— GIVEN EXERCISE —
Your task is to repeat the entries exactly. Leave the pictures out.

━━━━━━━━━━━━━━━━━━━━

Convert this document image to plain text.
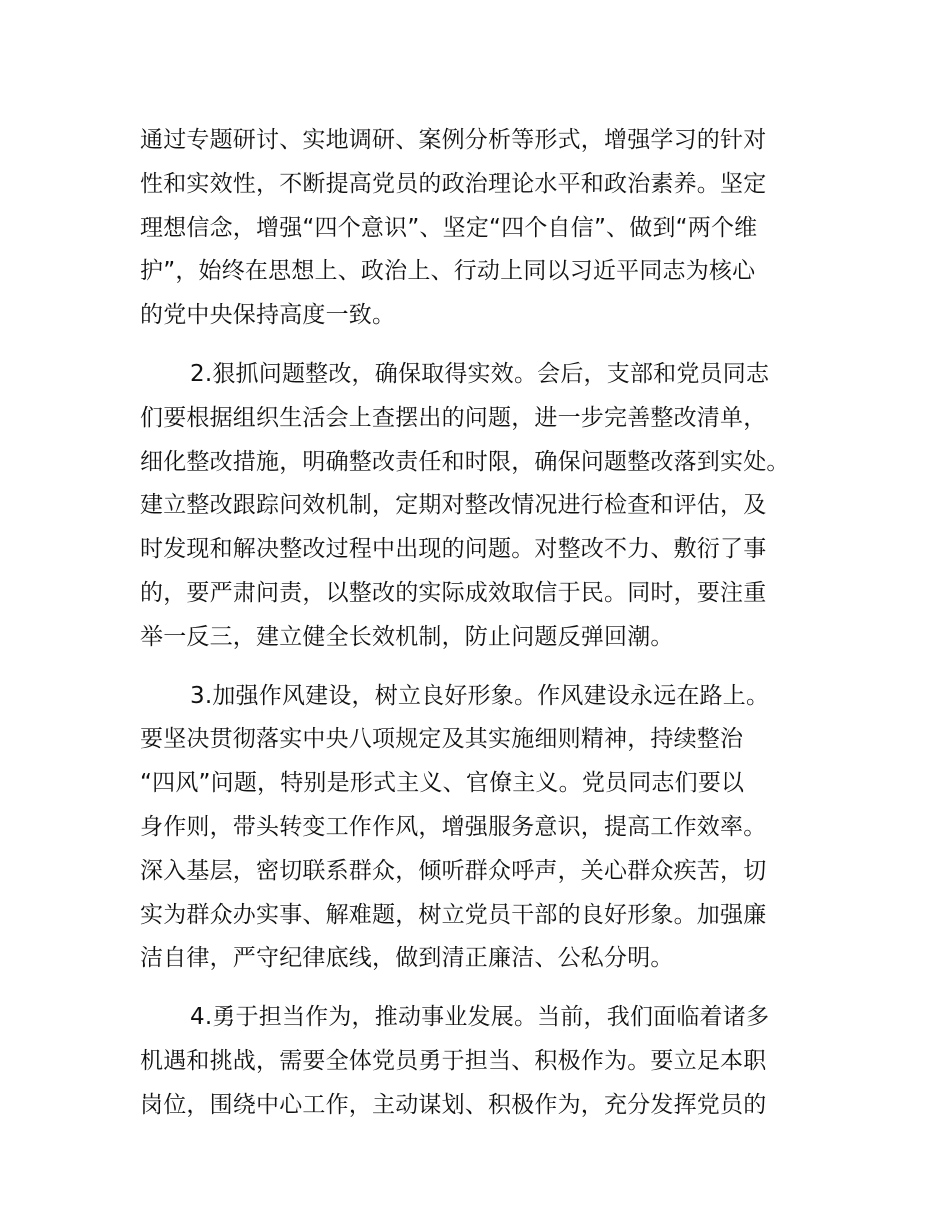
通过专题研讨、实地调研、案例分析等形式，增强学习的针对
性和实效性，不断提高党员的政治理论水平和政治素养。坚定
理想信念，增强“四个意识”、坚定“四个自信”、做到“两个维
护”，始终在思想上、政治上、行动上同以习近平同志为核心
的党中央保持高度一致。
2.狠抓问题整改，确保取得实效。会后，支部和党员同志
们要根据组织生活会上查摆出的问题，进一步完善整改清单，
细化整改措施，明确整改责任和时限，确保问题整改落到实处。
建立整改跟踪问效机制，定期对整改情况进行检查和评估，及
时发现和解决整改过程中出现的问题。对整改不力、敷衍了事
的，要严肃问责，以整改的实际成效取信于民。同时，要注重
举一反三，建立健全长效机制，防止问题反弹回潮。
3.加强作风建设，树立良好形象。作风建设永远在路上。
要坚决贯彻落实中央八项规定及其实施细则精神，持续整治
“四风”问题，特别是形式主义、官僚主义。党员同志们要以
身作则，带头转变工作作风，增强服务意识，提高工作效率。
深入基层，密切联系群众，倾听群众呼声，关心群众疾苦，切
实为群众办实事、解难题，树立党员干部的良好形象。加强廉
洁自律，严守纪律底线，做到清正廉洁、公私分明。
4.勇于担当作为，推动事业发展。当前，我们面临着诸多
机遇和挑战，需要全体党员勇于担当、积极作为。要立足本职
岗位，围绕中心工作，主动谋划、积极作为，充分发挥党员的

━━━━━━━━━━━━━━━━━━━━

— THE ANSWER —
Convert this document image to plain text.
通过专题研讨、实地调研、案例分析等形式，增强学习的针对
性和实效性，不断提高党员的政治理论水平和政治素养。坚定
理想信念，增强“四个意识”、坚定“四个自信”、做到“两个维
护”，始终在思想上、政治上、行动上同以习近平同志为核心
的党中央保持高度一致。
2.狠抓问题整改，确保取得实效。会后，支部和党员同志
们要根据组织生活会上查摆出的问题，进一步完善整改清单，
细化整改措施，明确整改责任和时限，确保问题整改落到实处。
建立整改跟踪问效机制，定期对整改情况进行检查和评估，及
时发现和解决整改过程中出现的问题。对整改不力、敷衍了事
的，要严肃问责，以整改的实际成效取信于民。同时，要注重
举一反三，建立健全长效机制，防止问题反弹回潮。
3.加强作风建设，树立良好形象。作风建设永远在路上。
要坚决贯彻落实中央八项规定及其实施细则精神，持续整治
“四风”问题，特别是形式主义、官僚主义。党员同志们要以
身作则，带头转变工作作风，增强服务意识，提高工作效率。
深入基层，密切联系群众，倾听群众呼声，关心群众疾苦，切
实为群众办实事、解难题，树立党员干部的良好形象。加强廉
洁自律，严守纪律底线，做到清正廉洁、公私分明。
4.勇于担当作为，推动事业发展。当前，我们面临着诸多
机遇和挑战，需要全体党员勇于担当、积极作为。要立足本职
岗位，围绕中心工作，主动谋划、积极作为，充分发挥党员的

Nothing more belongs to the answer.